## TASK OBJECTIVE
Copy out the full excerpt comparing a new console with the Xbox One and PS4, word for word, before turning to the data.

## EXCERPT

━━━━━━


    I think it may be a tough sell:
    1. The Xbox One and PS4 are established gaming consoles with known names. This is new.
    2. The Xbox One and PS4 have a big array of well known and popular titles available on it with interfaces designed specifically for use with a console remote. This game has very few, and lots of Android games not designed to work with a console remote. You need an internet connection to set up a game and to play, but you don't need a high speed connection during play to stream most of the content.
    3. The Xbox One and PS4 have 500GB of storage - which is pathetic, considering how cheap a 2TB hard drive is these days. But 500GB sure beats 16GB.
    4. The Xbox One and PS4 can play DVDs and Blu Rays. This can't. It can stream them, but the number of potential buyers with home media centers and their entire movie collection ripped for streaming is almost certainly much smaller than the number of potential buyers with DVDs and Blu Ray disks.

    On the other hand:
    1. This thing is cheaper.

━━━━━━

## PROVIDED MATERIAL

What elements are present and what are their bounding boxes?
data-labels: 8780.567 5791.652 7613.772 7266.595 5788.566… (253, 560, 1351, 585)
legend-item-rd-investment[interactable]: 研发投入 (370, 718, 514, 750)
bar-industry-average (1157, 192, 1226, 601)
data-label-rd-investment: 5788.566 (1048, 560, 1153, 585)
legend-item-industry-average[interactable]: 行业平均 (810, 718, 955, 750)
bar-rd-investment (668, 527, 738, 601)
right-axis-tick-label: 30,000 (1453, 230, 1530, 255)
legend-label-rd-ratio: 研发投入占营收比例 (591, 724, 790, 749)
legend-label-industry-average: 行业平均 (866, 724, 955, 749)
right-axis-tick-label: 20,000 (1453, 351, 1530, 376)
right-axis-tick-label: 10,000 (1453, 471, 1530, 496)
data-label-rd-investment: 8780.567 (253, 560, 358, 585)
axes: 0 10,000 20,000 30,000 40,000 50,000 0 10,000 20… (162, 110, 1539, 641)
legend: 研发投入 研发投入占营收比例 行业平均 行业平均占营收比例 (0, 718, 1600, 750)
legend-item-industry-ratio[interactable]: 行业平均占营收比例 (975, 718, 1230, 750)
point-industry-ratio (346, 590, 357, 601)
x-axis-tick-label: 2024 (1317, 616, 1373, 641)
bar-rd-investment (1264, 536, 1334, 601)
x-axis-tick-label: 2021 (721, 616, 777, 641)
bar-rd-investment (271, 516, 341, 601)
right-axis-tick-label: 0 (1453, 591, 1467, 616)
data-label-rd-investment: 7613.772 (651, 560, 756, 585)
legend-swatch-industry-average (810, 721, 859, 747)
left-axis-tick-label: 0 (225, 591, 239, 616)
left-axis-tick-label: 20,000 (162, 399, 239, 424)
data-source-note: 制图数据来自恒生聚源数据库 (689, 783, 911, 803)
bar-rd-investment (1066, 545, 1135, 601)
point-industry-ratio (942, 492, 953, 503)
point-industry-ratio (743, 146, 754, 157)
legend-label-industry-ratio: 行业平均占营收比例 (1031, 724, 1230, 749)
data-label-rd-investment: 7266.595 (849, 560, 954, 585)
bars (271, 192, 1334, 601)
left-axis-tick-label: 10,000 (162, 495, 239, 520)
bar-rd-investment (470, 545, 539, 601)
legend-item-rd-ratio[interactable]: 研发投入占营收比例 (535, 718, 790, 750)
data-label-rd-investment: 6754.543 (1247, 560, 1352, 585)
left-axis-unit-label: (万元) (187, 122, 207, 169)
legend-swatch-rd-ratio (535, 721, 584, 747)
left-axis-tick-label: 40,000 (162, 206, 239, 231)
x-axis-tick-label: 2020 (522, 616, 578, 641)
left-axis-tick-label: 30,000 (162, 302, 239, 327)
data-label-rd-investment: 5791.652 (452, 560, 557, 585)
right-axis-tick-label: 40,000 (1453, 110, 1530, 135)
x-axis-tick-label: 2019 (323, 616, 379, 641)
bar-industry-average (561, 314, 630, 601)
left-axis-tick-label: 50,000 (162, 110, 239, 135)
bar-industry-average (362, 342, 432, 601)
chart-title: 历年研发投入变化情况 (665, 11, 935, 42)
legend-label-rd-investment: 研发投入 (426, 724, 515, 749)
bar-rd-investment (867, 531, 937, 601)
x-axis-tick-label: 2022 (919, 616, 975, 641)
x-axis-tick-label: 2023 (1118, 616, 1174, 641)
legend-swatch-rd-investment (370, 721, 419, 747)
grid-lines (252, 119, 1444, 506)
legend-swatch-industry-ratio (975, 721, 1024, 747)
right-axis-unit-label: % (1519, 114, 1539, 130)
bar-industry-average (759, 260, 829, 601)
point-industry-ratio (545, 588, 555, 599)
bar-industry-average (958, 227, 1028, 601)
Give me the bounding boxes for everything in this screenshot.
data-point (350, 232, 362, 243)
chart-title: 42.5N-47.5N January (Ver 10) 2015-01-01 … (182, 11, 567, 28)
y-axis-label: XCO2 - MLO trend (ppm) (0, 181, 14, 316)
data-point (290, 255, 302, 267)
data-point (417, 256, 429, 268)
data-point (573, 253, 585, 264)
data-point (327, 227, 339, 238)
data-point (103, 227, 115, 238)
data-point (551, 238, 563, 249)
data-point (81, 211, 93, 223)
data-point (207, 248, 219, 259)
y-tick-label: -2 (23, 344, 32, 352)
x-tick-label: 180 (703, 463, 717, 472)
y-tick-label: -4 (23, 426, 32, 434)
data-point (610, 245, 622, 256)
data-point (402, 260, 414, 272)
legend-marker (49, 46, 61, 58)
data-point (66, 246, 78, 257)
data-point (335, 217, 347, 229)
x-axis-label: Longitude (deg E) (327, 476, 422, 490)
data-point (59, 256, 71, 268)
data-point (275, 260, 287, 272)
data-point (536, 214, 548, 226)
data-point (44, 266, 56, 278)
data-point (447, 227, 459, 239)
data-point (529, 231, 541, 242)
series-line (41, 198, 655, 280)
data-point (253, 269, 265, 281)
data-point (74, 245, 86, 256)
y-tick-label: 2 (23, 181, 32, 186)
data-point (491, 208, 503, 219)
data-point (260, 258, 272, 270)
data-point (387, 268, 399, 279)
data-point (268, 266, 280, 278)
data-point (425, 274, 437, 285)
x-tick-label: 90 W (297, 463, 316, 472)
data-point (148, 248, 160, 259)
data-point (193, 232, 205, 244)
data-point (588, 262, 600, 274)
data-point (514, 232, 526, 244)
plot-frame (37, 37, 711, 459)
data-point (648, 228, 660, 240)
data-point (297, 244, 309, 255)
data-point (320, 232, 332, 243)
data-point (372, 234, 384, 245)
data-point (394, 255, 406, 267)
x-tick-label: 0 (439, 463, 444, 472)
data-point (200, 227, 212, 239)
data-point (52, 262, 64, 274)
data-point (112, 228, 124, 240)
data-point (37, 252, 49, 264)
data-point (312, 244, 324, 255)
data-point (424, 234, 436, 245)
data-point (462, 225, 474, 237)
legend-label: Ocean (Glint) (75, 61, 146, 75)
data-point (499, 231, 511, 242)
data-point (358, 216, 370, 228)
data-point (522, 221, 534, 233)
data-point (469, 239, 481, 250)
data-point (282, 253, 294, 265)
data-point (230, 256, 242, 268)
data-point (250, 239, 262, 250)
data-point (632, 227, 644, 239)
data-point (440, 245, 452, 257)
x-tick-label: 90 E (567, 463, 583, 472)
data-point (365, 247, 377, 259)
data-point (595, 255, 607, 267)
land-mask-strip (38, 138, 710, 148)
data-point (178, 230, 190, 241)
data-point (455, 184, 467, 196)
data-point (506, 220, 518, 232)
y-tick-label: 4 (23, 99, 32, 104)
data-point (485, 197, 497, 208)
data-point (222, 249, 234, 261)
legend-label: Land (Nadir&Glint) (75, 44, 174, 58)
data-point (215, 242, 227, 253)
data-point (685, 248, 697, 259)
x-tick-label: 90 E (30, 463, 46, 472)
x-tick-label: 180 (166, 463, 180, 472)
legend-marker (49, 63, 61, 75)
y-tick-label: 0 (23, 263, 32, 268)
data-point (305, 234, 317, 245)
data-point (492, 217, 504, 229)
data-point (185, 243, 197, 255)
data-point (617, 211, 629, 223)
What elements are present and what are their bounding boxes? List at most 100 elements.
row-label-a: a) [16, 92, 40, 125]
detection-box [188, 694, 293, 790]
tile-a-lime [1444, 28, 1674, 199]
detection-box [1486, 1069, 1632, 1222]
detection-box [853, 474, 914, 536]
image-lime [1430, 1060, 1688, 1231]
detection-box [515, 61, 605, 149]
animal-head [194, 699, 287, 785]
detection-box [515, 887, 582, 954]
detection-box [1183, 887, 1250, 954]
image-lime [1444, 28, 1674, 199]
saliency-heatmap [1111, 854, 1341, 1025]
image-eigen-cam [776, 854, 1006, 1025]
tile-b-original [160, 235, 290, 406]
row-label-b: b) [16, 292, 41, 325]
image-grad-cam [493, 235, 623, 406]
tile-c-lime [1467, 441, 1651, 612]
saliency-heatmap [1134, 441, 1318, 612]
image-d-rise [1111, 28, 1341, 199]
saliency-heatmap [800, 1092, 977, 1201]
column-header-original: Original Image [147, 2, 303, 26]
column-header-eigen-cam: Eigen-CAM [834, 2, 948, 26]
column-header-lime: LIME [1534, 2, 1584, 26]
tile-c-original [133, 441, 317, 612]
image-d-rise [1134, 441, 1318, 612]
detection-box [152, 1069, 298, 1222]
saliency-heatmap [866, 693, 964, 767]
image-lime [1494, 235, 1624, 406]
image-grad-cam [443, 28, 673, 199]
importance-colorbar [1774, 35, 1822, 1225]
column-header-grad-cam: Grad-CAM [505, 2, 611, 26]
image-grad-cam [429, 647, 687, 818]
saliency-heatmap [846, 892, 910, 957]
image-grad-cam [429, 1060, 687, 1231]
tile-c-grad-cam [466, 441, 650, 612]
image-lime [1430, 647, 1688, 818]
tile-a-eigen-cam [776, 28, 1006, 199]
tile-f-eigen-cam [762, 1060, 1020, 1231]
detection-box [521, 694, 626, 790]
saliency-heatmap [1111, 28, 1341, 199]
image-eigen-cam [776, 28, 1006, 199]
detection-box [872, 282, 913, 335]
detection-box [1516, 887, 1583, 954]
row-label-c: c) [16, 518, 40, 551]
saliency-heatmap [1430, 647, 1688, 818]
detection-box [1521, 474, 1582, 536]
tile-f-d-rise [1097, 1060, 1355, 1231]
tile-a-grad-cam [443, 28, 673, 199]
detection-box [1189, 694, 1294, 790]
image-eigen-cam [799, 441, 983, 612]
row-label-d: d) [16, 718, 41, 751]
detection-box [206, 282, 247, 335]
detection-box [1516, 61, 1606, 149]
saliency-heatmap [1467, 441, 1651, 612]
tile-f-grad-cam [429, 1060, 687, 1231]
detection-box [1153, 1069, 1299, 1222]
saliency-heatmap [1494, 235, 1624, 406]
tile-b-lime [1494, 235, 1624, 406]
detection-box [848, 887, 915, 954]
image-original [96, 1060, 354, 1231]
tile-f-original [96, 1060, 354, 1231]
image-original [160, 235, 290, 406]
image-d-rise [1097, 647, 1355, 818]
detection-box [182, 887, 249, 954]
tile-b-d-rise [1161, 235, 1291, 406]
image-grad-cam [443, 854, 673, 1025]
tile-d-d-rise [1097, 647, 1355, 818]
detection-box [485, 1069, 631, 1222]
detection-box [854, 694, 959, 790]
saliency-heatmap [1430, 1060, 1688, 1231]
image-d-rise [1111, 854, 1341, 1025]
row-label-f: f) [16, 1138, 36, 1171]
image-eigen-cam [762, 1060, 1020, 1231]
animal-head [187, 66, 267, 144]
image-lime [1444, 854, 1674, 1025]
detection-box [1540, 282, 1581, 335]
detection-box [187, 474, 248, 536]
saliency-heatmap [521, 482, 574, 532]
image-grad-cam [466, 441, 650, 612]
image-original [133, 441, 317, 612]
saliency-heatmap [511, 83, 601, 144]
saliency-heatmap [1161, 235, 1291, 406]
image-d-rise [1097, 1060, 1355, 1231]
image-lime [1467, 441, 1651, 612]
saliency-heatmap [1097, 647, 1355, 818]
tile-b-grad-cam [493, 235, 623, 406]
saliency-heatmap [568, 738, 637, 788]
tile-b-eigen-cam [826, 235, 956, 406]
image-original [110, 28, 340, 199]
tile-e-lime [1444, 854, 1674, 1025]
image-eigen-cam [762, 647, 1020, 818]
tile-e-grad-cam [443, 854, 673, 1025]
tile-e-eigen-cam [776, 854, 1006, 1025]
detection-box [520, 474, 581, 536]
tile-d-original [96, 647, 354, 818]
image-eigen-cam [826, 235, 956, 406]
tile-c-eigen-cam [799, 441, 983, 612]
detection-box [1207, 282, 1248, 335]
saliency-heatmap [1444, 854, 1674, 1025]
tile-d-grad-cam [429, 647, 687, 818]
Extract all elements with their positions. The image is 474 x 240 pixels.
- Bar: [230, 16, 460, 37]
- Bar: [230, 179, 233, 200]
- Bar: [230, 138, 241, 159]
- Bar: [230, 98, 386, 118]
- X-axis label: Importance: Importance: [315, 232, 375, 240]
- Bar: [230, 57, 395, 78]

━━━━━━

## PROBLEM SOLUTION

    I think it may be a tough sell:
    1. The Xbox One and PS4 are established gaming consoles with known names. This is new.
    2. The Xbox One and PS4 have a big array of well known and popular titles available on it with interfaces designed specifically for use with a console remote. This game has very few, and lots of Android games not designed to work with a console remote. You need an internet connection to set up a game and to play, but you don't need a high speed connection during play to stream most of the content.
    3. The Xbox One and PS4 have 500GB of storage - which is pathetic, considering how cheap a 2TB hard drive is these days. But 500GB sure beats 16GB.
    4. The Xbox One and PS4 can play DVDs and Blu Rays. This can't. It can stream them, but the number of potential buyers with home media centers and their entire movie collection ripped for streaming is almost certainly much smaller than the number of potential buyers with DVDs and Blu Ray disks.

    On the other hand:
    1. This thing is cheaper.